◆ Given request:
Write out each entry, exactly the way it appears.

Extracted records:

════════

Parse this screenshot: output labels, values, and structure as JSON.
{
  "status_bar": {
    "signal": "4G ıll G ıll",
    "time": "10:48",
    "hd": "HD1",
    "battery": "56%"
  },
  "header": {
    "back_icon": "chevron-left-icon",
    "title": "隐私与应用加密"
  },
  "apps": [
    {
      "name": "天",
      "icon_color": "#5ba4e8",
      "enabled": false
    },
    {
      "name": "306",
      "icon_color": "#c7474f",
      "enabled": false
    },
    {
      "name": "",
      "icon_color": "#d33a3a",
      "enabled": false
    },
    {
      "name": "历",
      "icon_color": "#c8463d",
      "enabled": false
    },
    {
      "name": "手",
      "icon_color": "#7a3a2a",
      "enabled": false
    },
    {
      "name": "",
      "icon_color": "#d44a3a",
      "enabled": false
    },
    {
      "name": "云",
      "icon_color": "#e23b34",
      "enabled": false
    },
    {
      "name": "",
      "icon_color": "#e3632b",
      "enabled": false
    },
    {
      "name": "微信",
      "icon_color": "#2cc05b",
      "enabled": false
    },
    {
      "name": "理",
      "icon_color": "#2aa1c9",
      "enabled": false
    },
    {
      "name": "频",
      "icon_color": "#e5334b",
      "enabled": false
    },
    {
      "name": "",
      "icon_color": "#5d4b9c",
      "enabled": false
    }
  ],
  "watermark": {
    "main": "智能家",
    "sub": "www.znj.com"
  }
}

════════

◆ Response for this exercise:
Parse this screenshot: output labels, values, and structure as JSON.
{
  "status_bar": {
    "signal": "4G ıll G ıll",
    "time": "10:48",
    "hd": "HD1",
    "battery": "56%"
  },
  "header": {
    "back_icon": "chevron-left-icon",
    "title": "隐私与应用加密"
  },
  "apps": [
    {
      "name": "天",
      "icon_color": "#5ba4e8",
      "enabled": false
    },
    {
      "name": "306",
      "icon_color": "#c7474f",
      "enabled": false
    },
    {
      "name": "",
      "icon_color": "#d33a3a",
      "enabled": false
    },
    {
      "name": "历",
      "icon_color": "#c8463d",
      "enabled": false
    },
    {
      "name": "手",
      "icon_color": "#7a3a2a",
      "enabled": false
    },
    {
      "name": "",
      "icon_color": "#d44a3a",
      "enabled": false
    },
    {
      "name": "云",
      "icon_color": "#e23b34",
      "enabled": false
    },
    {
      "name": "",
      "icon_color": "#e3632b",
      "enabled": false
    },
    {
      "name": "微信",
      "icon_color": "#2cc05b",
      "enabled": false
    },
    {
      "name": "理",
      "icon_color": "#2aa1c9",
      "enabled": false
    },
    {
      "name": "频",
      "icon_color": "#e5334b",
      "enabled": false
    },
    {
      "name": "",
      "icon_color": "#5d4b9c",
      "enabled": false
    }
  ],
  "watermark": {
    "main": "智能家",
    "sub": "www.znj.com"
  }
}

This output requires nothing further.